| RECORDS SHOWN |
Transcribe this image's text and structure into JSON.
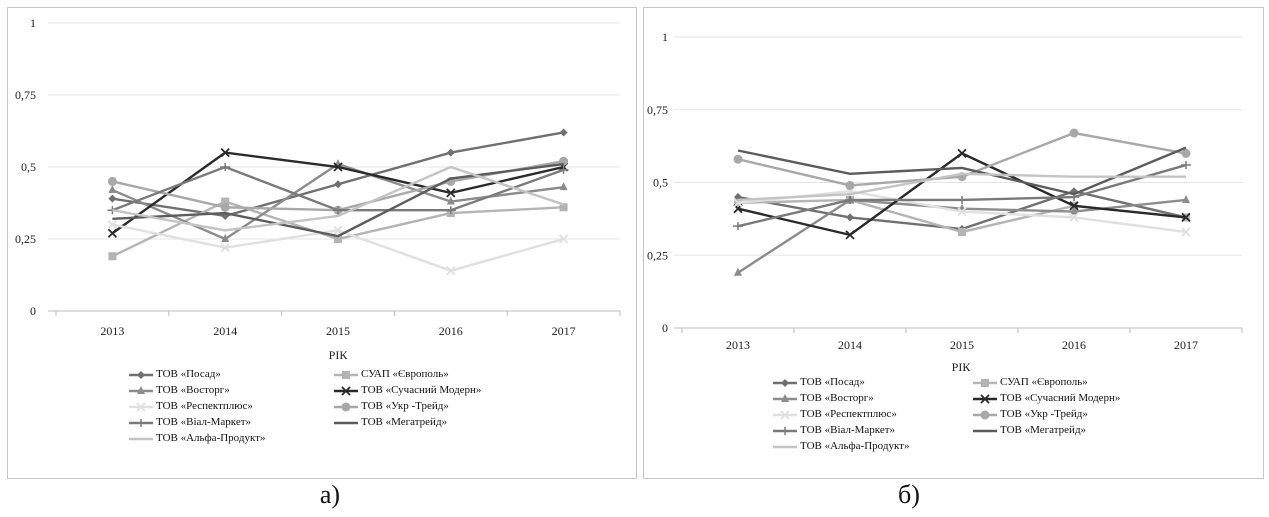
{
  "chart_data": [
    {
      "type": "line",
      "panel": "a",
      "categories": [
        "2013",
        "2014",
        "2015",
        "2016",
        "2017"
      ],
      "y_ticks": [
        "0",
        "0,25",
        "0,5",
        "0,75",
        "1"
      ],
      "ylim": [
        0,
        1
      ],
      "xlabel": "РІК",
      "ylabel": "",
      "grid": "horizontal",
      "legend_position": "bottom",
      "series": [
        {
          "name": "ТОВ «Посад»",
          "color": "#707070",
          "marker": "diamond",
          "values": [
            0.39,
            0.33,
            0.44,
            0.55,
            0.62
          ]
        },
        {
          "name": "СУАП «Європоль»",
          "color": "#b4b4b4",
          "marker": "square",
          "values": [
            0.19,
            0.38,
            0.25,
            0.34,
            0.36
          ]
        },
        {
          "name": "ТОВ «Восторг»",
          "color": "#8c8c8c",
          "marker": "triangle",
          "values": [
            0.42,
            0.25,
            0.51,
            0.38,
            0.43
          ]
        },
        {
          "name": "ТОВ «Сучасний Модерн»",
          "color": "#2a2a2a",
          "marker": "x",
          "values": [
            0.27,
            0.55,
            0.5,
            0.41,
            0.5
          ]
        },
        {
          "name": "ТОВ «Респектплюс»",
          "color": "#e0e0e0",
          "marker": "x",
          "values": [
            0.3,
            0.22,
            0.28,
            0.14,
            0.25
          ]
        },
        {
          "name": "ТОВ «Укр -Трейд»",
          "color": "#a8a8a8",
          "marker": "circle",
          "values": [
            0.45,
            0.36,
            0.35,
            0.45,
            0.52
          ]
        },
        {
          "name": "ТОВ «Віал-Маркет»",
          "color": "#7a7a7a",
          "marker": "plus",
          "values": [
            0.35,
            0.5,
            0.35,
            0.35,
            0.49
          ]
        },
        {
          "name": "ТОВ «Мегатрейд»",
          "color": "#5c5c5c",
          "marker": "none",
          "values": [
            0.32,
            0.34,
            0.26,
            0.46,
            0.51
          ]
        },
        {
          "name": "ТОВ «Альфа-Продукт»",
          "color": "#c4c4c4",
          "marker": "none",
          "values": [
            0.35,
            0.28,
            0.33,
            0.5,
            0.37
          ]
        }
      ]
    },
    {
      "type": "line",
      "panel": "б",
      "categories": [
        "2013",
        "2014",
        "2015",
        "2016",
        "2017"
      ],
      "y_ticks": [
        "0",
        "0,25",
        "0,5",
        "0,75",
        "1"
      ],
      "ylim": [
        0,
        1
      ],
      "xlabel": "РІК",
      "ylabel": "",
      "grid": "horizontal",
      "legend_position": "bottom",
      "series": [
        {
          "name": "ТОВ «Посад»",
          "color": "#707070",
          "marker": "diamond",
          "values": [
            0.45,
            0.38,
            0.34,
            0.47,
            0.38
          ]
        },
        {
          "name": "СУАП «Європоль»",
          "color": "#b4b4b4",
          "marker": "square",
          "values": [
            0.43,
            0.44,
            0.33,
            0.42,
            0.38
          ]
        },
        {
          "name": "ТОВ «Восторг»",
          "color": "#8c8c8c",
          "marker": "triangle",
          "values": [
            0.19,
            0.44,
            0.41,
            0.4,
            0.44
          ]
        },
        {
          "name": "ТОВ «Сучасний Модерн»",
          "color": "#2a2a2a",
          "marker": "x",
          "values": [
            0.41,
            0.32,
            0.6,
            0.42,
            0.38
          ]
        },
        {
          "name": "ТОВ «Респектплюс»",
          "color": "#e0e0e0",
          "marker": "x",
          "values": [
            0.43,
            0.47,
            0.4,
            0.38,
            0.33
          ]
        },
        {
          "name": "ТОВ «Укр -Трейд»",
          "color": "#a8a8a8",
          "marker": "circle",
          "values": [
            0.58,
            0.49,
            0.52,
            0.67,
            0.6
          ]
        },
        {
          "name": "ТОВ «Віал-Маркет»",
          "color": "#7a7a7a",
          "marker": "plus",
          "values": [
            0.35,
            0.44,
            0.44,
            0.45,
            0.56
          ]
        },
        {
          "name": "ТОВ «Мегатрейд»",
          "color": "#5c5c5c",
          "marker": "none",
          "values": [
            0.61,
            0.53,
            0.55,
            0.46,
            0.62
          ]
        },
        {
          "name": "ТОВ «Альфа-Продукт»",
          "color": "#c4c4c4",
          "marker": "none",
          "values": [
            0.44,
            0.46,
            0.53,
            0.52,
            0.52
          ]
        }
      ]
    }
  ],
  "captions": [
    "а)",
    "б)"
  ]
}
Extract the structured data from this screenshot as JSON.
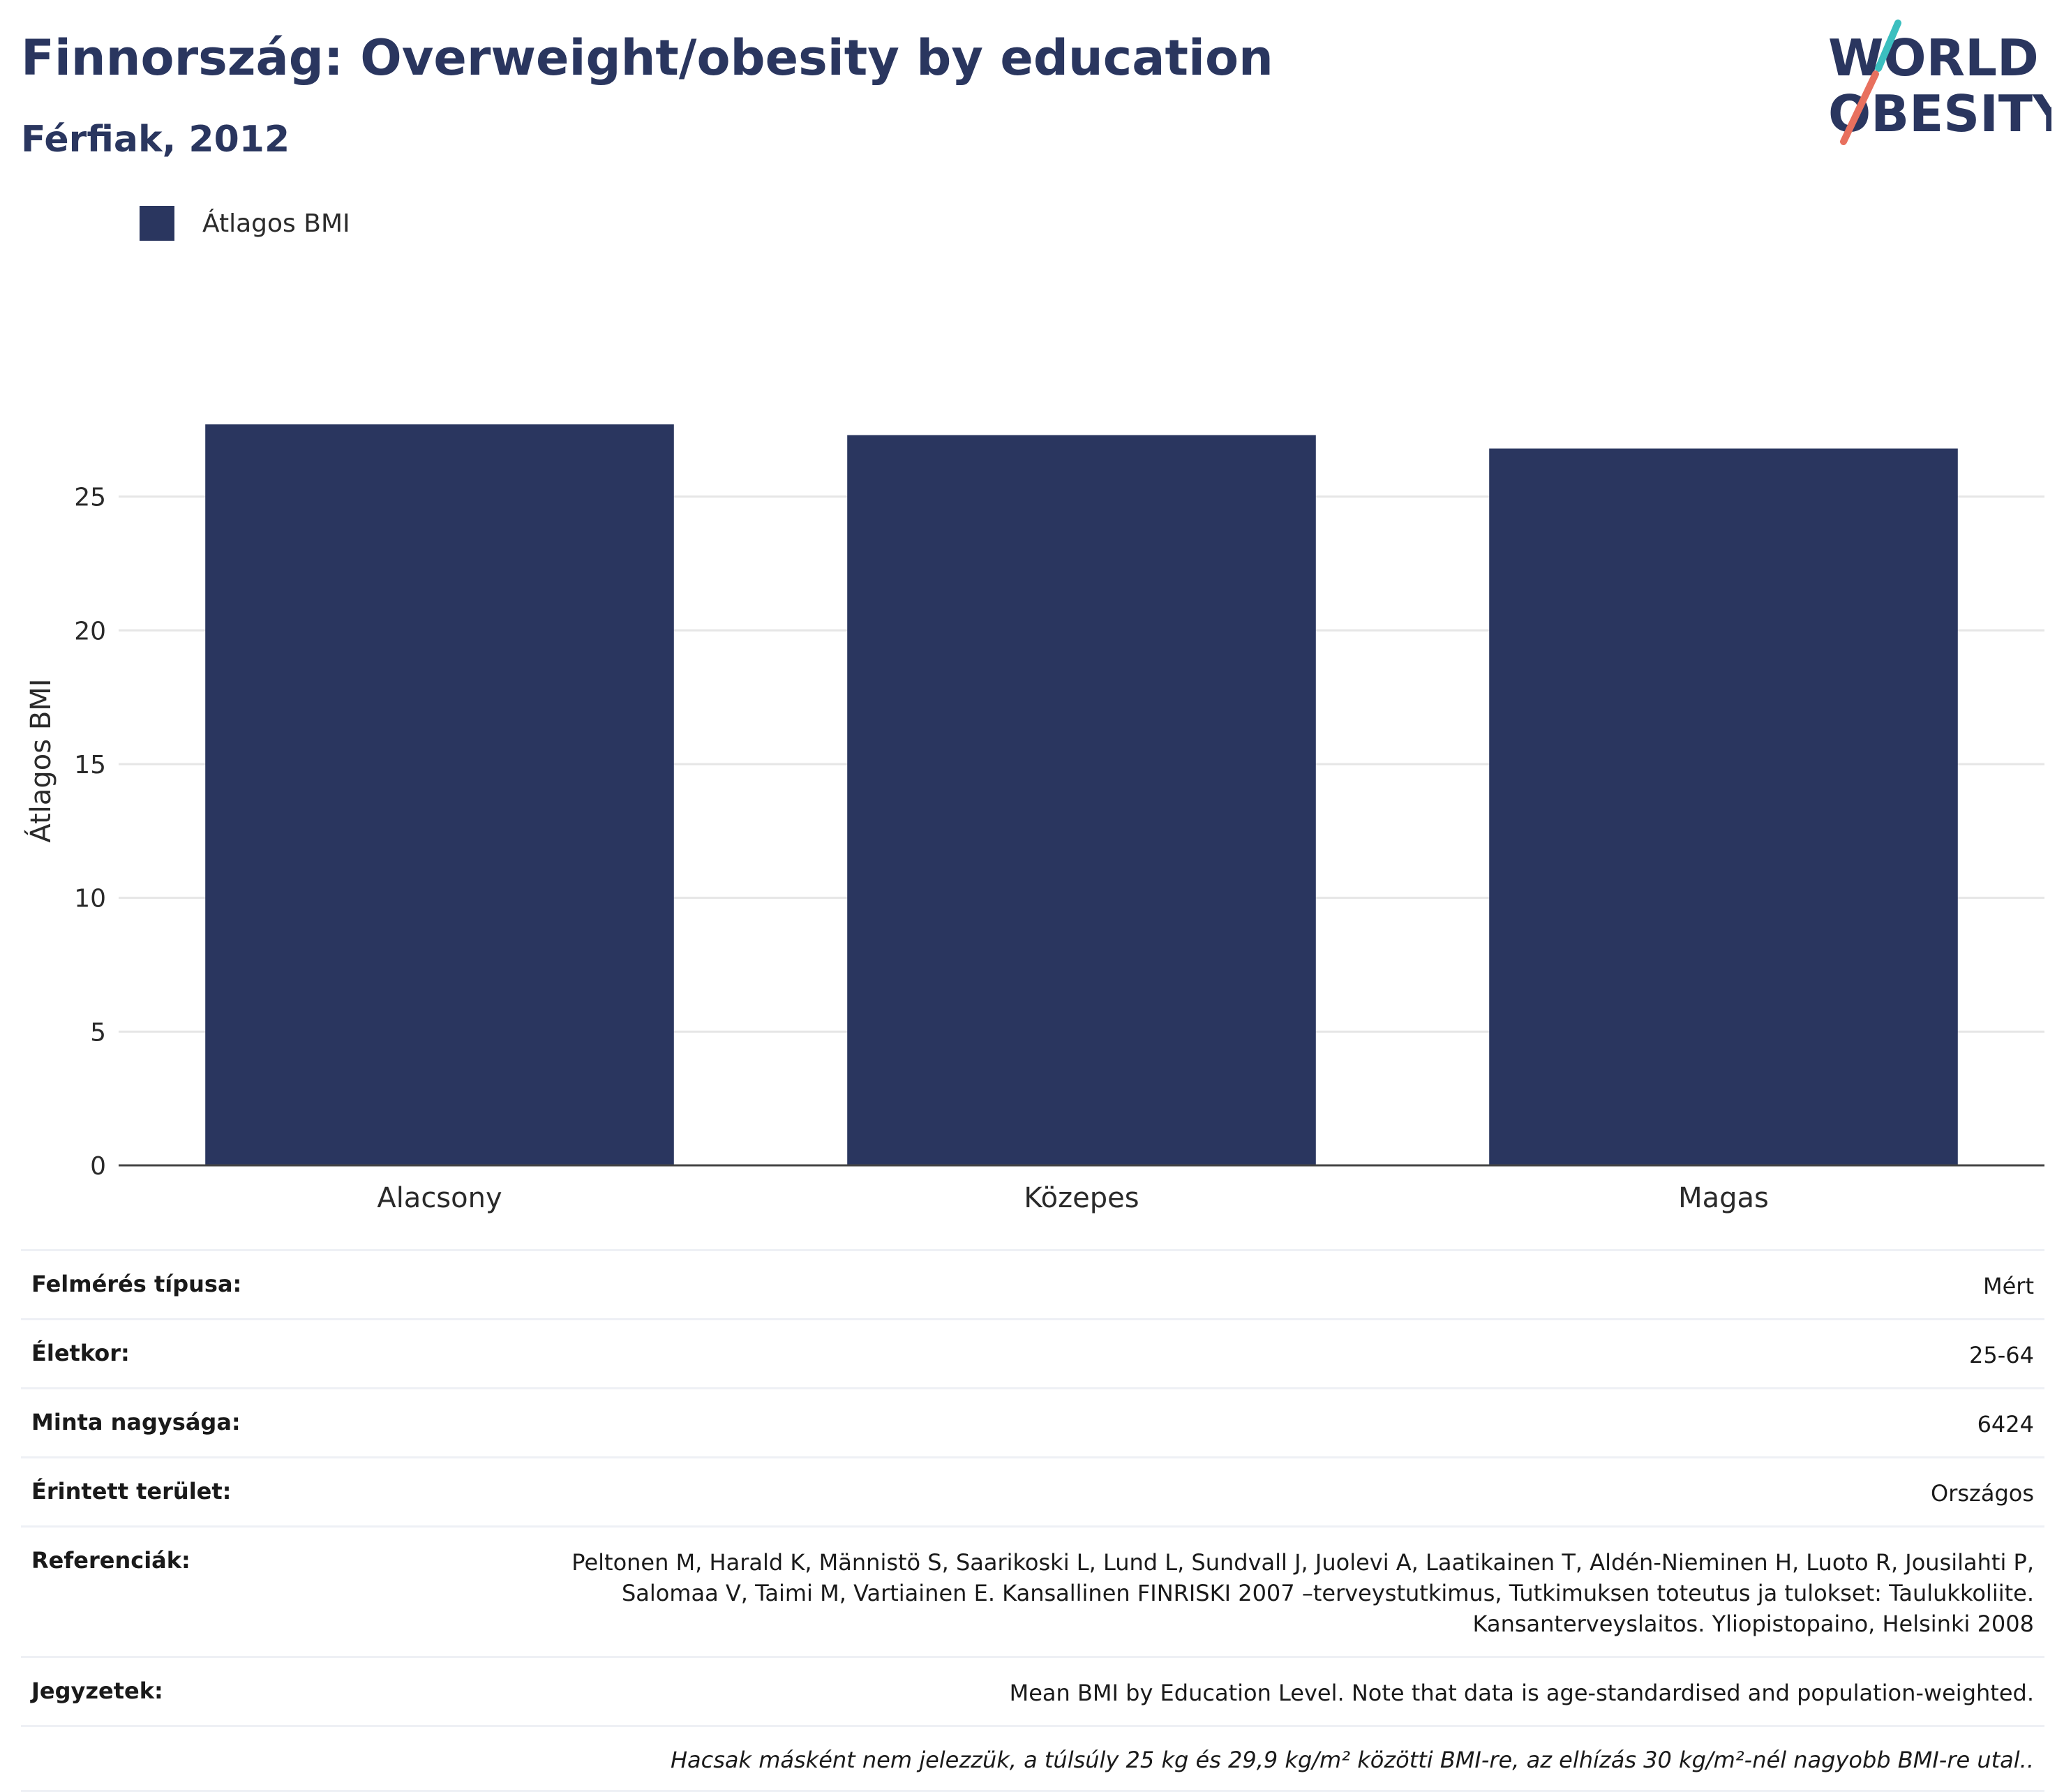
{
  "header": {
    "title": "Finnország: Overweight/obesity by education",
    "subtitle": "Férfiak, 2012",
    "logo_text_line1": "WORLD",
    "logo_text_line2": "OBESITY"
  },
  "legend": {
    "label": "Átlagos BMI"
  },
  "colors": {
    "bar": "#2a365f",
    "grid": "#e6e6e6",
    "axis": "#444444",
    "logo_teal": "#3bbfbf",
    "logo_coral": "#e8705e"
  },
  "chart_data": {
    "type": "bar",
    "categories": [
      "Alacsony",
      "Közepes",
      "Magas"
    ],
    "series": [
      {
        "name": "Átlagos BMI",
        "values": [
          27.7,
          27.3,
          26.8
        ]
      }
    ],
    "ylabel": "Átlagos BMI",
    "xlabel": "",
    "ylim": [
      0,
      30
    ],
    "yticks": [
      0,
      5,
      10,
      15,
      20,
      25
    ],
    "grid": true,
    "legend_position": "top-left"
  },
  "info": {
    "rows": [
      {
        "key": "Felmérés típusa:",
        "value": "Mért"
      },
      {
        "key": "Életkor:",
        "value": "25-64"
      },
      {
        "key": "Minta nagysága:",
        "value": "6424"
      },
      {
        "key": "Érintett terület:",
        "value": "Országos"
      },
      {
        "key": "Referenciák:",
        "value_lines": [
          "Peltonen M, Harald K, Männistö S, Saarikoski L, Lund L, Sundvall J, Juolevi A, Laatikainen T, Aldén-Nieminen H, Luoto R, Jousilahti P,",
          "Salomaa V, Taimi M, Vartiainen E. Kansallinen FINRISKI 2007 –terveystutkimus, Tutkimuksen toteutus ja tulokset: Taulukkoliite.",
          "Kansanterveyslaitos. Yliopistopaino, Helsinki 2008"
        ]
      },
      {
        "key": "Jegyzetek:",
        "value": "Mean BMI by Education Level. Note that data is age-standardised and population-weighted."
      }
    ],
    "footnote": "Hacsak másként nem jelezzük, a túlsúly 25 kg és 29,9 kg/m² közötti BMI-re, az elhízás 30 kg/m²-nél nagyobb BMI-re utal.."
  }
}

| WHAT THIS TASK INVOLVES |
Print out every entry above without changing a word, and leave out the pictures.

| TASK ANSWER |
Transcribe this image's text and structure into JSON.
{
  "chart_data": [
    {
      "type": "line",
      "panel": "a",
      "categories": [
        "2013",
        "2014",
        "2015",
        "2016",
        "2017"
      ],
      "y_ticks": [
        "0",
        "0,25",
        "0,5",
        "0,75",
        "1"
      ],
      "ylim": [
        0,
        1
      ],
      "xlabel": "РІК",
      "ylabel": "",
      "grid": "horizontal",
      "legend_position": "bottom",
      "series": [
        {
          "name": "ТОВ «Посад»",
          "color": "#707070",
          "marker": "diamond",
          "values": [
            0.39,
            0.33,
            0.44,
            0.55,
            0.62
          ]
        },
        {
          "name": "СУАП «Європоль»",
          "color": "#b4b4b4",
          "marker": "square",
          "values": [
            0.19,
            0.38,
            0.25,
            0.34,
            0.36
          ]
        },
        {
          "name": "ТОВ «Восторг»",
          "color": "#8c8c8c",
          "marker": "triangle",
          "values": [
            0.42,
            0.25,
            0.51,
            0.38,
            0.43
          ]
        },
        {
          "name": "ТОВ «Сучасний Модерн»",
          "color": "#2a2a2a",
          "marker": "x",
          "values": [
            0.27,
            0.55,
            0.5,
            0.41,
            0.5
          ]
        },
        {
          "name": "ТОВ «Респектплюс»",
          "color": "#e0e0e0",
          "marker": "x",
          "values": [
            0.3,
            0.22,
            0.28,
            0.14,
            0.25
          ]
        },
        {
          "name": "ТОВ «Укр -Трейд»",
          "color": "#a8a8a8",
          "marker": "circle",
          "values": [
            0.45,
            0.36,
            0.35,
            0.45,
            0.52
          ]
        },
        {
          "name": "ТОВ «Віал-Маркет»",
          "color": "#7a7a7a",
          "marker": "plus",
          "values": [
            0.35,
            0.5,
            0.35,
            0.35,
            0.49
          ]
        },
        {
          "name": "ТОВ «Мегатрейд»",
          "color": "#5c5c5c",
          "marker": "none",
          "values": [
            0.32,
            0.34,
            0.26,
            0.46,
            0.51
          ]
        },
        {
          "name": "ТОВ «Альфа-Продукт»",
          "color": "#c4c4c4",
          "marker": "none",
          "values": [
            0.35,
            0.28,
            0.33,
            0.5,
            0.37
          ]
        }
      ]
    },
    {
      "type": "line",
      "panel": "б",
      "categories": [
        "2013",
        "2014",
        "2015",
        "2016",
        "2017"
      ],
      "y_ticks": [
        "0",
        "0,25",
        "0,5",
        "0,75",
        "1"
      ],
      "ylim": [
        0,
        1
      ],
      "xlabel": "РІК",
      "ylabel": "",
      "grid": "horizontal",
      "legend_position": "bottom",
      "series": [
        {
          "name": "ТОВ «Посад»",
          "color": "#707070",
          "marker": "diamond",
          "values": [
            0.45,
            0.38,
            0.34,
            0.47,
            0.38
          ]
        },
        {
          "name": "СУАП «Європоль»",
          "color": "#b4b4b4",
          "marker": "square",
          "values": [
            0.43,
            0.44,
            0.33,
            0.42,
            0.38
          ]
        },
        {
          "name": "ТОВ «Восторг»",
          "color": "#8c8c8c",
          "marker": "triangle",
          "values": [
            0.19,
            0.44,
            0.41,
            0.4,
            0.44
          ]
        },
        {
          "name": "ТОВ «Сучасний Модерн»",
          "color": "#2a2a2a",
          "marker": "x",
          "values": [
            0.41,
            0.32,
            0.6,
            0.42,
            0.38
          ]
        },
        {
          "name": "ТОВ «Респектплюс»",
          "color": "#e0e0e0",
          "marker": "x",
          "values": [
            0.43,
            0.47,
            0.4,
            0.38,
            0.33
          ]
        },
        {
          "name": "ТОВ «Укр -Трейд»",
          "color": "#a8a8a8",
          "marker": "circle",
          "values": [
            0.58,
            0.49,
            0.52,
            0.67,
            0.6
          ]
        },
        {
          "name": "ТОВ «Віал-Маркет»",
          "color": "#7a7a7a",
          "marker": "plus",
          "values": [
            0.35,
            0.44,
            0.44,
            0.45,
            0.56
          ]
        },
        {
          "name": "ТОВ «Мегатрейд»",
          "color": "#5c5c5c",
          "marker": "none",
          "values": [
            0.61,
            0.53,
            0.55,
            0.46,
            0.62
          ]
        },
        {
          "name": "ТОВ «Альфа-Продукт»",
          "color": "#c4c4c4",
          "marker": "none",
          "values": [
            0.44,
            0.46,
            0.53,
            0.52,
            0.52
          ]
        }
      ]
    }
  ],
  "captions": [
    "а)",
    "б)"
  ]
}
Extract the structured data from this screenshot as JSON.
{
  "header": {
    "title": "Finnország: Overweight/obesity by education",
    "subtitle": "Férfiak, 2012",
    "logo_text_line1": "WORLD",
    "logo_text_line2": "OBESITY"
  },
  "legend": {
    "label": "Átlagos BMI"
  },
  "colors": {
    "bar": "#2a365f",
    "grid": "#e6e6e6",
    "axis": "#444444",
    "logo_teal": "#3bbfbf",
    "logo_coral": "#e8705e"
  },
  "chart_data": {
    "type": "bar",
    "categories": [
      "Alacsony",
      "Közepes",
      "Magas"
    ],
    "series": [
      {
        "name": "Átlagos BMI",
        "values": [
          27.7,
          27.3,
          26.8
        ]
      }
    ],
    "ylabel": "Átlagos BMI",
    "xlabel": "",
    "ylim": [
      0,
      30
    ],
    "yticks": [
      0,
      5,
      10,
      15,
      20,
      25
    ],
    "grid": true,
    "legend_position": "top-left"
  },
  "info": {
    "rows": [
      {
        "key": "Felmérés típusa:",
        "value": "Mért"
      },
      {
        "key": "Életkor:",
        "value": "25-64"
      },
      {
        "key": "Minta nagysága:",
        "value": "6424"
      },
      {
        "key": "Érintett terület:",
        "value": "Országos"
      },
      {
        "key": "Referenciák:",
        "value_lines": [
          "Peltonen M, Harald K, Männistö S, Saarikoski L, Lund L, Sundvall J, Juolevi A, Laatikainen T, Aldén-Nieminen H, Luoto R, Jousilahti P,",
          "Salomaa V, Taimi M, Vartiainen E. Kansallinen FINRISKI 2007 –terveystutkimus, Tutkimuksen toteutus ja tulokset: Taulukkoliite.",
          "Kansanterveyslaitos. Yliopistopaino, Helsinki 2008"
        ]
      },
      {
        "key": "Jegyzetek:",
        "value": "Mean BMI by Education Level. Note that data is age-standardised and population-weighted."
      }
    ],
    "footnote": "Hacsak másként nem jelezzük, a túlsúly 25 kg és 29,9 kg/m² közötti BMI-re, az elhízás 30 kg/m²-nél nagyobb BMI-re utal.."
  }
}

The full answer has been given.